YOUR GOAL: From the listing below, pull out the lines that hold "enhance".

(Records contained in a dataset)
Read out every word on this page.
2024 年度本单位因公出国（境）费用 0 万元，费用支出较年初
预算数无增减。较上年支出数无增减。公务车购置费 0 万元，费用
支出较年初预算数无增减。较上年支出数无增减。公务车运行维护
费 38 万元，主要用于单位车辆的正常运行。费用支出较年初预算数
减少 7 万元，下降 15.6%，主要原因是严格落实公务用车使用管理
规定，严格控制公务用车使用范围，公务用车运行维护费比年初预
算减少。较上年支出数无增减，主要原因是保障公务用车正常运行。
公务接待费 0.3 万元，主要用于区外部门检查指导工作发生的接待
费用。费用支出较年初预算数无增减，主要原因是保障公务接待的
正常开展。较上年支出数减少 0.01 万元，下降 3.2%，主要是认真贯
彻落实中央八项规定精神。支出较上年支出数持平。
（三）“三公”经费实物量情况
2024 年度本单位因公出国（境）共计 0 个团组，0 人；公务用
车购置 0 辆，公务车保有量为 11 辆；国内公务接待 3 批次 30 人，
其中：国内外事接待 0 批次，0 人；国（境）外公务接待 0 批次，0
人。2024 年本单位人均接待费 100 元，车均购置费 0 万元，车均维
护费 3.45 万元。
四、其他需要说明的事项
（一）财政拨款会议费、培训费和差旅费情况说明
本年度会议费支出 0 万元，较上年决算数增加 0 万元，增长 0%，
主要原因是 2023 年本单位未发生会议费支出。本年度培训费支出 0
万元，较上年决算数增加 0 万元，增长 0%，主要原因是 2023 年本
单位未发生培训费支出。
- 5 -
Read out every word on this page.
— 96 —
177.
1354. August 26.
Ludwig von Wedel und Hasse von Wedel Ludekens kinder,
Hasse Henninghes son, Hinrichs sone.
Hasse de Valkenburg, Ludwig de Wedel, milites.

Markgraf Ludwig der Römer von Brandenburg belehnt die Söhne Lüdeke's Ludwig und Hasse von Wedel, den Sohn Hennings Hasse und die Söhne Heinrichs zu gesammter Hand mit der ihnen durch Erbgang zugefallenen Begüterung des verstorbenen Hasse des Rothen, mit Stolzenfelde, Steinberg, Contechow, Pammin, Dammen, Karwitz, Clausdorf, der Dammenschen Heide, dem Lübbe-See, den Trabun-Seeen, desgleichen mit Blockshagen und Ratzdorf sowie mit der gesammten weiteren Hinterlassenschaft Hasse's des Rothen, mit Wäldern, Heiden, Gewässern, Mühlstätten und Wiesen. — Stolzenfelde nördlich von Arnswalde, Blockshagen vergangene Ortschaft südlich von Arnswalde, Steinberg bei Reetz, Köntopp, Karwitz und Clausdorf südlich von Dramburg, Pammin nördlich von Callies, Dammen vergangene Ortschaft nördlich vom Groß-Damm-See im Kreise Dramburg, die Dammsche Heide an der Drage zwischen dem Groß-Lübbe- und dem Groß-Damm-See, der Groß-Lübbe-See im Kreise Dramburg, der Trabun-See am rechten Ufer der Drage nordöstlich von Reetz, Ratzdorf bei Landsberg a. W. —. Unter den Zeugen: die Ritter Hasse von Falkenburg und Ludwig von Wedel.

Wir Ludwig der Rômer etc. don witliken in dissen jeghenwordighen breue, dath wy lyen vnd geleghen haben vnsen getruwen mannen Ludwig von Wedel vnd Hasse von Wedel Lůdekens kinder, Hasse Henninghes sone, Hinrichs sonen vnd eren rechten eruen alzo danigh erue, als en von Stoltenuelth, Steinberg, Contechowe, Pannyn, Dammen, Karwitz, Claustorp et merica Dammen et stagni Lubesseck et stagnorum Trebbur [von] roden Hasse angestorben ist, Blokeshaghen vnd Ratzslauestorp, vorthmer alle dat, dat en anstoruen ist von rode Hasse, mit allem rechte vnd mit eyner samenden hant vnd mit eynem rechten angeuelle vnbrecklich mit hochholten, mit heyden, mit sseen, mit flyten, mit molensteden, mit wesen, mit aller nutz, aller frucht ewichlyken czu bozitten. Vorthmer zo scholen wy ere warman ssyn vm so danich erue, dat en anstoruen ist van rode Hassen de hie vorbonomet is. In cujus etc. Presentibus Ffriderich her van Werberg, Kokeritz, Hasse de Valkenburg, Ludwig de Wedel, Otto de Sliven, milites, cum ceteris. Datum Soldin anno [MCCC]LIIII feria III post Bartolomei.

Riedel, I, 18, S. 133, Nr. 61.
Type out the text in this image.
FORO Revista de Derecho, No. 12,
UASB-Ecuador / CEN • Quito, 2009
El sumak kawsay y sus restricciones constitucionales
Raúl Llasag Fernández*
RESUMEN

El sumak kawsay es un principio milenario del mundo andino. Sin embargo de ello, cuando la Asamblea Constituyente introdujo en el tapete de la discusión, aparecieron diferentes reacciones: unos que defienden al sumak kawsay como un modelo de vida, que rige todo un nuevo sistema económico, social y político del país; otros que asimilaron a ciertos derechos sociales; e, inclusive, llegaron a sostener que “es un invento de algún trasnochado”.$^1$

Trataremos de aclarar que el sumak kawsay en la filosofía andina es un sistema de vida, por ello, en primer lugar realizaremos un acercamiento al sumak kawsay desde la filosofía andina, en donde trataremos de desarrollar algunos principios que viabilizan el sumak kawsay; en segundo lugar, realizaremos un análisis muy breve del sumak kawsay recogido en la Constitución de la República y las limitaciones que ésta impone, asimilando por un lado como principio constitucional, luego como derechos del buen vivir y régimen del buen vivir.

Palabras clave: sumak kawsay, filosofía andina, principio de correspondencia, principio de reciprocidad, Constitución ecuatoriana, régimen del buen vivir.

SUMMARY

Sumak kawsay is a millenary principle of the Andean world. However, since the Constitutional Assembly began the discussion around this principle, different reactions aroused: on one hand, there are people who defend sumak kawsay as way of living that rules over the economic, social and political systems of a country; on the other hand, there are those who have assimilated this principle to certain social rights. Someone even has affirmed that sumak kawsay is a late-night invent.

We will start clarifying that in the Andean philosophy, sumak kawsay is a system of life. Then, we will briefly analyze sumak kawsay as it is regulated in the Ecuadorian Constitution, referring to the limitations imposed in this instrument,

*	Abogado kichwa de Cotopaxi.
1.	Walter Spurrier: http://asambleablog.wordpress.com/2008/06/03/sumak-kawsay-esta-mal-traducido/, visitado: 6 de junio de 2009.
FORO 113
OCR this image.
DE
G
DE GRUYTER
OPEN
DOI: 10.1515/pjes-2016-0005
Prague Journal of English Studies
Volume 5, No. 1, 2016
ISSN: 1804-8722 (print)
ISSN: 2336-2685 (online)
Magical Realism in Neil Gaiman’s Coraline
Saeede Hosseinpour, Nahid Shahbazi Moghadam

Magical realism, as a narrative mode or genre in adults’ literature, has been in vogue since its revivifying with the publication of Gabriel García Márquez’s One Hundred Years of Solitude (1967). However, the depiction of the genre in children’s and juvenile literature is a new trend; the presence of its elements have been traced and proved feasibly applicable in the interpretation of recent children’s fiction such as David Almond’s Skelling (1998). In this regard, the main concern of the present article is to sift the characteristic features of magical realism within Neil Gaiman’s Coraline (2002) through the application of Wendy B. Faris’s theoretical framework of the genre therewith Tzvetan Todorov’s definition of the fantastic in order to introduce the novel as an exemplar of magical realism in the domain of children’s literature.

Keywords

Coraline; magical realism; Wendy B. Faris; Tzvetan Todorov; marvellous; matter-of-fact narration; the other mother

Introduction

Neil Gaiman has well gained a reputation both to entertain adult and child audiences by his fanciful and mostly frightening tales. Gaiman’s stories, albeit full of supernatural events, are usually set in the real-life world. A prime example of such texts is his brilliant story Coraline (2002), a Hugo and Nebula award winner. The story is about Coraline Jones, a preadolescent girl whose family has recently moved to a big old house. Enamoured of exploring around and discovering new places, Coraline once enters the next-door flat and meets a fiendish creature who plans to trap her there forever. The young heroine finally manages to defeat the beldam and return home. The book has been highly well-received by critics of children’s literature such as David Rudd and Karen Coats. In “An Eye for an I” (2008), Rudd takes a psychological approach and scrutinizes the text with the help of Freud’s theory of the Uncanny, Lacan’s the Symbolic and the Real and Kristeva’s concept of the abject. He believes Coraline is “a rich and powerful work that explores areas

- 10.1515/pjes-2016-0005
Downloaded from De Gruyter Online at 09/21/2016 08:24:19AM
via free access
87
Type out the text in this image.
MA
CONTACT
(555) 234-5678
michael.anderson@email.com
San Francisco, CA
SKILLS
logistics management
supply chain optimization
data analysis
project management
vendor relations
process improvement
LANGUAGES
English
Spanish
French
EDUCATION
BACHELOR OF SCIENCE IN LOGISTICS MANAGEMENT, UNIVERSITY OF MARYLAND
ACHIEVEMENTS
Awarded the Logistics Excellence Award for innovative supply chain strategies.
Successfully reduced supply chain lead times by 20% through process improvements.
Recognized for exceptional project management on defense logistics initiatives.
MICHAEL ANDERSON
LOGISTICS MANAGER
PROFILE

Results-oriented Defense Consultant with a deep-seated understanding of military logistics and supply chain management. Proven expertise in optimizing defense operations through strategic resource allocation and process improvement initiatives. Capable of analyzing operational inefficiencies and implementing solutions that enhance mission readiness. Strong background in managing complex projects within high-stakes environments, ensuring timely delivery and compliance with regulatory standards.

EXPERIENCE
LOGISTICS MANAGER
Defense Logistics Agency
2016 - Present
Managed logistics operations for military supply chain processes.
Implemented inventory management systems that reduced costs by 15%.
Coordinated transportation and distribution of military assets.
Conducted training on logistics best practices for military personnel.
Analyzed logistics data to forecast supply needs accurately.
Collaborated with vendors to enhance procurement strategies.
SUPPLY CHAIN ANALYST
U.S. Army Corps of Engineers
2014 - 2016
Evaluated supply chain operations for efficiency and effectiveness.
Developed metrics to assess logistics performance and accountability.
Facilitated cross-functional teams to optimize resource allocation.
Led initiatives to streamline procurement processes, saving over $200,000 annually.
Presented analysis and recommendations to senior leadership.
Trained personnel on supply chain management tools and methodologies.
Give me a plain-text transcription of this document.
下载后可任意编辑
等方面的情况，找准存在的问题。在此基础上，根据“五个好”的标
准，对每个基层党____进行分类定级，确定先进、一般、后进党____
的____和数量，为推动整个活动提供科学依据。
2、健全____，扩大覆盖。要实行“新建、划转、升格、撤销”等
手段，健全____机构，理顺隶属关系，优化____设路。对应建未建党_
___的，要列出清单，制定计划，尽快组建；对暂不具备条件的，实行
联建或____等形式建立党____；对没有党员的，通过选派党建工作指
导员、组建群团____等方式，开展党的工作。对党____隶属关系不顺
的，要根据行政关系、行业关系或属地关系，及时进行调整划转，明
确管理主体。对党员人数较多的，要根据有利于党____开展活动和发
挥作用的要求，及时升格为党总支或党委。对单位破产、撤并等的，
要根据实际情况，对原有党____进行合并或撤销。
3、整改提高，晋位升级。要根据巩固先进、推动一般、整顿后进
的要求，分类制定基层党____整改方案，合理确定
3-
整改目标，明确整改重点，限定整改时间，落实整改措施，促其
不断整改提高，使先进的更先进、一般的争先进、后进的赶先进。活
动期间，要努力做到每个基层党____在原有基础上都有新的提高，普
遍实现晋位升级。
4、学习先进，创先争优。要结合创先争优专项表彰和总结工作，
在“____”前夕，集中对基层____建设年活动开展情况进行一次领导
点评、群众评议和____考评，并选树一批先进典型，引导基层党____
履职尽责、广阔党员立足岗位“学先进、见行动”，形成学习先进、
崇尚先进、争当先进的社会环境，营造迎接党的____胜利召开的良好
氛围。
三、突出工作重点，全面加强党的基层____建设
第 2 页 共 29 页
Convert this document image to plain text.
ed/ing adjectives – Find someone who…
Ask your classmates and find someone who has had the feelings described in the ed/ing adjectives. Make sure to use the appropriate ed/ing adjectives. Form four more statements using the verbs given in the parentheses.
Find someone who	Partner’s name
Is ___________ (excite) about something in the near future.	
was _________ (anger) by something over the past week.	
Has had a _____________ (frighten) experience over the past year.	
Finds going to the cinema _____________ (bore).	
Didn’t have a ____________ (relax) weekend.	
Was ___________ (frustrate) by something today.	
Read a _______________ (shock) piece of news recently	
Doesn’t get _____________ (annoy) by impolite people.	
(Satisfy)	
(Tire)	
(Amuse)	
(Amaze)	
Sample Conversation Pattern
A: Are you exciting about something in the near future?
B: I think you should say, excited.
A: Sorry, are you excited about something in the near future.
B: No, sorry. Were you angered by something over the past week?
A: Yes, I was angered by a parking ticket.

EXERCISE ANSWER:
Results-oriented Defense Consultant with a deep-seated understanding of military logistics and supply chain management. Proven expertise in optimizing defense operations through strategic resource allocation and process improvement initiatives. Capable of analyzing operational inefficiencies and implementing solutions that enhance mission readiness. Strong background in managing complex projects within high-stakes environments, ensuring timely delivery and compliance with regulatory standards.
Collaborated with vendors to enhance procurement strategies.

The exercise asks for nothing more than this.